__Written exercise 1__.
In the records, copy out the lines from the one containing "command-value: /dmrole <box>182" through the one containing "message-line: Message: Ares rocks! <box>102 136", inclusive, without changing them.

Defendant made a motion for change of venue from Calhoun county, and filed affidavits in support thereof. This motion was opposed by the prosecuting attorney, and counter affidavits were filed. These affidavits do not appear in the record, although the argument in this court proceeded on the theory that they were of similar purport to those filed in the Ingham circuit on a similar motion, and which later affidavits are before us. The motion for a change of venue was denied, and a trial was had in Calhoun county resulting in a disagreement of the jury. The prosecuting attorney then made a motion for a change of venue which was granted and the case transferred to Ingham county over objection of defendant. Defendant sought a change of venue from Ingham county, after the case had reached that county, but this request was refused, and a trial was there had resulting in a verdict of guilty, followed by a life sentence. The case is before us on writ of error, with a record of 1,199 pages and upon 198 assignments of error.

Much of defendant's brief is devoted to the question of change of venue, and it is insisted that section 10 of Act No. 157, Laws of 1851, as amended (section 14563, C. L. 1915), in so far as it permits a change of venue in criminal cases on application of the people, offends both the state and federal Constitutions, and it is urged that, taking into consideration all of the opinions in the case of Glinnan v. Judge of Recorder's Court, 173 Mich. 674, 140 N. W. 87, it was so held in that case. While it is doubtless true that the Glinnan Case does modify the case of Lyle v. Cass Circuit Judge, 157 Mich. 33, 121 N. W. 306, it does not in any way modify the holding in People v. Peterson, 93 Mich. 27, 52 N. W. 1039, and People v. Fuhrmann, 103 Mich. 593, 61 N. W. 865. So far as the state Constitution is concerned, it must be held that the Peterson, Fuhrmann, and Glinnan Cases settle the constitutionality of this legislation, and long ago, in Gut v. State, 9 Wall. 35, 19 L. Ed. 573, it was settled by the Supreme Court of the United States that such legislation by a state presented no federal question. It was there said by Mr. Justice Field, speaking for the court:

‘Undoubtedly the provision securing to the accused a public trial within the county or district in which the offense is committed is of the highest importance. It prevents the possibility of sending him for trial to a remote district, at a distance from friends, among strangers, and perhaps parties animated by prejudices of a personal or partisan character; but its enforcement in cases arising under state laws is not a matter within the jurisdiction of the federal courts.’

It must be held that this legislation offends neither the state nor the federal Constitutions. We do not overlook State v. Gossett, 117 S. C. 76, 108 S. E. 290, 16 A. L. R. 1299, upon which much reliance is placed by defendant's counsel. The opinion in that case is both forceful and able. But entirely different legislation was there before the court than is here involved. Under the act there before the court, the solicitor of the circuit was empowered, without any showing, to apply to the Governor to call a special term of court; the Governor was required to call such special term; and the Chief Justice was required to designate a disengaged circuit judge to hold the term. Under the act, the Governor and Chief Justice were but automatons in the hands of the solicitor. It was held that the legislation was invalid, and it was pointed out wherein it differed from former legislation, which permitted the courts to function in the discharge of judicial duties in their proper sphere. Here, while the motion is made by the prosecuting attorney, the court in the discharge of its judicial functions determines as a judicial question whether the motion shall be granted or denied, and the change is made by, and only by, an order of the court. The cases are clearly distinguishable.

__Entries supplied__.
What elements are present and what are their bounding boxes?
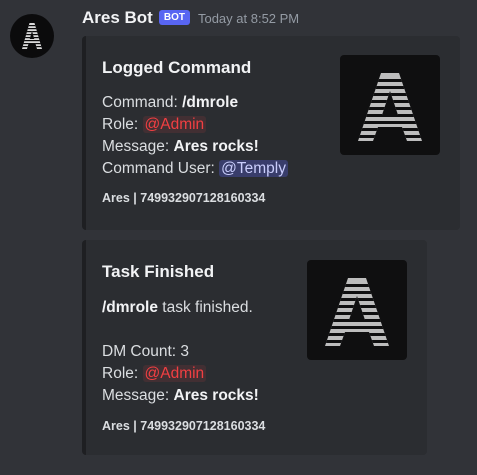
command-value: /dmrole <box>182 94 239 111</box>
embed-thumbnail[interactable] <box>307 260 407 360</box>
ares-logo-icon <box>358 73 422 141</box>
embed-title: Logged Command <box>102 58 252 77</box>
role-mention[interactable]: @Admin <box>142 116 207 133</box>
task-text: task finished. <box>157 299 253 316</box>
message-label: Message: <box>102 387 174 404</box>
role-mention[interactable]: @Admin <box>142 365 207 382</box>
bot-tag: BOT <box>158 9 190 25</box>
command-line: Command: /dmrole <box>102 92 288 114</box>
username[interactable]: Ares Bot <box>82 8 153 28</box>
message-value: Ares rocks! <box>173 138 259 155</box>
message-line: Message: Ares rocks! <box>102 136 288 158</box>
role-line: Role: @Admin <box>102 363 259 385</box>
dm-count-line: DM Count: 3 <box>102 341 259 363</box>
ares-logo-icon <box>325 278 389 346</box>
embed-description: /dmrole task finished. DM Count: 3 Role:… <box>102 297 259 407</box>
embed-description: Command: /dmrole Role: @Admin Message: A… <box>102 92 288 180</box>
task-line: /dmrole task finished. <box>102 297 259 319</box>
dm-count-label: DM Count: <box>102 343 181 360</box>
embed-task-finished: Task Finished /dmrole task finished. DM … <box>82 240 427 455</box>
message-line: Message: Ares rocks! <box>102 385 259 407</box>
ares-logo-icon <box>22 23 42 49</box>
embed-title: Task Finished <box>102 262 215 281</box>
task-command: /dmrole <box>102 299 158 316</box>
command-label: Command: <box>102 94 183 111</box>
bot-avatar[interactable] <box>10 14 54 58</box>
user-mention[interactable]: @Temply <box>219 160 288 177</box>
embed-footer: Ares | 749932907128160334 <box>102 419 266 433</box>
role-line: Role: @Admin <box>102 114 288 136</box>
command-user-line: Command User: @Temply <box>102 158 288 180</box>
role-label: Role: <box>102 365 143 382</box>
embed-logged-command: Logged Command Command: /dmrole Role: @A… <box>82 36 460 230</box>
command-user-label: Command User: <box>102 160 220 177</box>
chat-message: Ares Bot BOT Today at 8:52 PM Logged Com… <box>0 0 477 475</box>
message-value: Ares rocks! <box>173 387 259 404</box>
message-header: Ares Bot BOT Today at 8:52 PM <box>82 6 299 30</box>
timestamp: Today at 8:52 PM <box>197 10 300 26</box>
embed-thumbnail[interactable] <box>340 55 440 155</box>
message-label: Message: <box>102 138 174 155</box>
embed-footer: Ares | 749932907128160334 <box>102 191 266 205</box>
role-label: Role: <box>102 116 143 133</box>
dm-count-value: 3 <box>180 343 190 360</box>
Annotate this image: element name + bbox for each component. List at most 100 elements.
...
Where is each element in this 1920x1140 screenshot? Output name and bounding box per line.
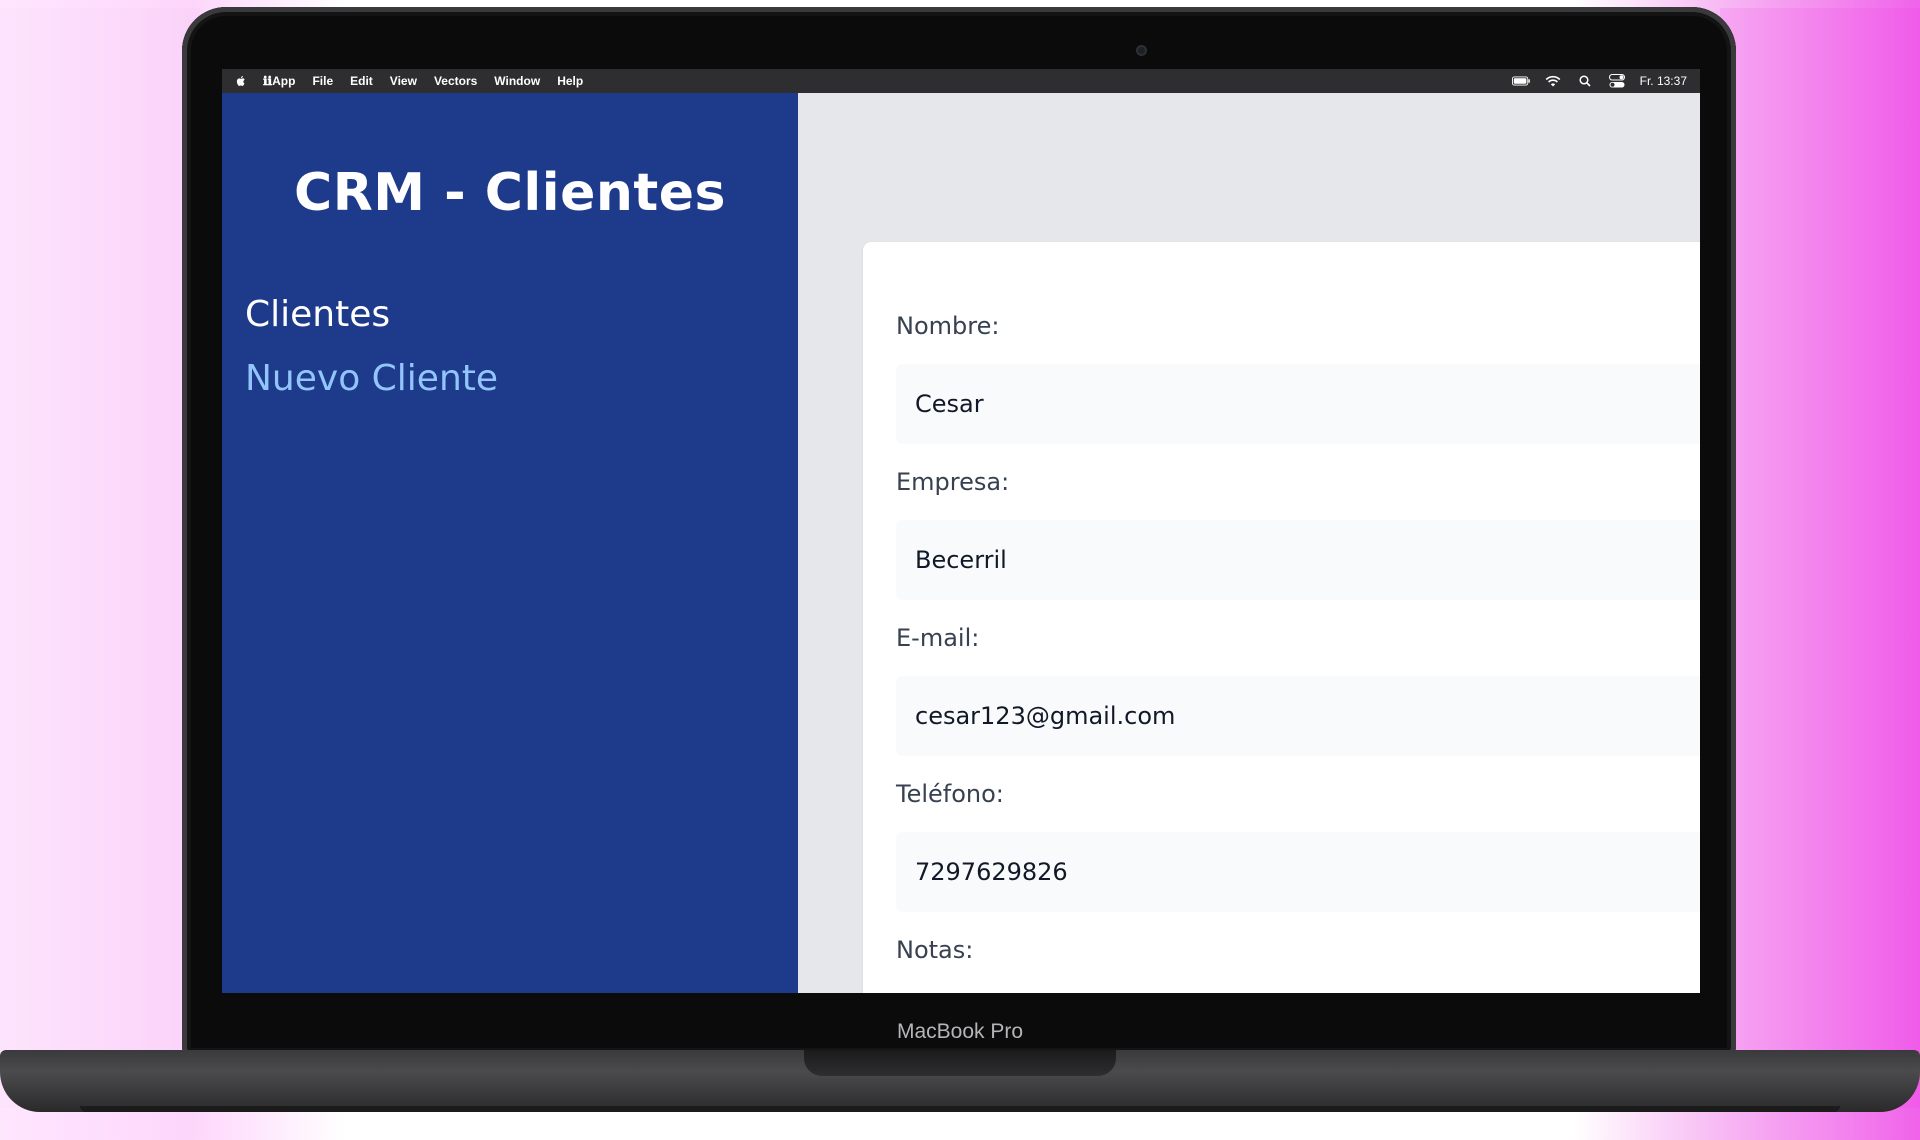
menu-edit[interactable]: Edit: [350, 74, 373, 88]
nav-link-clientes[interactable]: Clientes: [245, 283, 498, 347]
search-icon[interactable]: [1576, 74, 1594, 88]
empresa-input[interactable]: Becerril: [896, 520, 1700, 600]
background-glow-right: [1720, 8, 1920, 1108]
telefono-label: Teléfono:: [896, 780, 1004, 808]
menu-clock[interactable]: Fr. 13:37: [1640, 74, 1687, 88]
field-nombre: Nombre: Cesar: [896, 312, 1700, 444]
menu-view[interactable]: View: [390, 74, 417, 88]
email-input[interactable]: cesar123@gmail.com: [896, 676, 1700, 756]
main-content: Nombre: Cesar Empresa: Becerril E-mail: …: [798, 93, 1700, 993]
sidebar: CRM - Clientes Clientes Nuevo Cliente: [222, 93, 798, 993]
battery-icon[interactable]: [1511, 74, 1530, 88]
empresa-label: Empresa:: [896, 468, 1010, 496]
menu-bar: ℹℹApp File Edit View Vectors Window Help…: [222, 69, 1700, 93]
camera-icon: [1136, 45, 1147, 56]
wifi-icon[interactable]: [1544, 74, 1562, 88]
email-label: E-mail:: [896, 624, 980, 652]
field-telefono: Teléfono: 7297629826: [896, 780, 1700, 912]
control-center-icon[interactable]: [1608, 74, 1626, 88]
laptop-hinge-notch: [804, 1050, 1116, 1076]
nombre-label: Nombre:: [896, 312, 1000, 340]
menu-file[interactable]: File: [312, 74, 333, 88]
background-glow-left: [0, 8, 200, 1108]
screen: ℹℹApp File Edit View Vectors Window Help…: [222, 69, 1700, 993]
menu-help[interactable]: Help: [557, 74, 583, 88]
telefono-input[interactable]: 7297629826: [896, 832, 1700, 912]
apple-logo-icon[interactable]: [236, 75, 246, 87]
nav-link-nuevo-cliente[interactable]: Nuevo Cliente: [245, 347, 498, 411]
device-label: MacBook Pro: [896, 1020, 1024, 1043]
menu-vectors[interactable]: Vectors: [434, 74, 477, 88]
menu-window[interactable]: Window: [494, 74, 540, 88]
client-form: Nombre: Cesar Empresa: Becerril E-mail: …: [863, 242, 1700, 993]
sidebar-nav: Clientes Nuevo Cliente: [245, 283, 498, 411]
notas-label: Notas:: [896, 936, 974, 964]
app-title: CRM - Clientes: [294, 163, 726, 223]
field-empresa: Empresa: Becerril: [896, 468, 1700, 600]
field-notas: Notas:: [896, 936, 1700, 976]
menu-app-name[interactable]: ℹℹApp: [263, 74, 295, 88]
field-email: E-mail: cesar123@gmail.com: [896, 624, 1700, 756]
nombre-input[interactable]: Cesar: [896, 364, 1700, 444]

__Written exercise 2__.
Name every case that the venue opinion cites by name.

__Solution 1__.
command-value: /dmrole <box>182 94 239 111</box>
embed-thumbnail[interactable] <box>307 260 407 360</box>
ares-logo-icon <box>358 73 422 141</box>
embed-title: Logged Command <box>102 58 252 77</box>
role-mention[interactable]: @Admin <box>142 116 207 133</box>
task-text: task finished. <box>157 299 253 316</box>
message-label: Message: <box>102 387 174 404</box>
role-mention[interactable]: @Admin <box>142 365 207 382</box>
bot-tag: BOT <box>158 9 190 25</box>
command-line: Command: /dmrole <box>102 92 288 114</box>
username[interactable]: Ares Bot <box>82 8 153 28</box>
message-value: Ares rocks! <box>173 138 259 155</box>
message-line: Message: Ares rocks! <box>102 136 288 158</box>

__Solution 2__.
Glinnan v. Judge of Recorder's Court
Lyle v. Cass Circuit Judge
People v. Peterson
People v. Fuhrmann
Gut v. State
State v. Gossett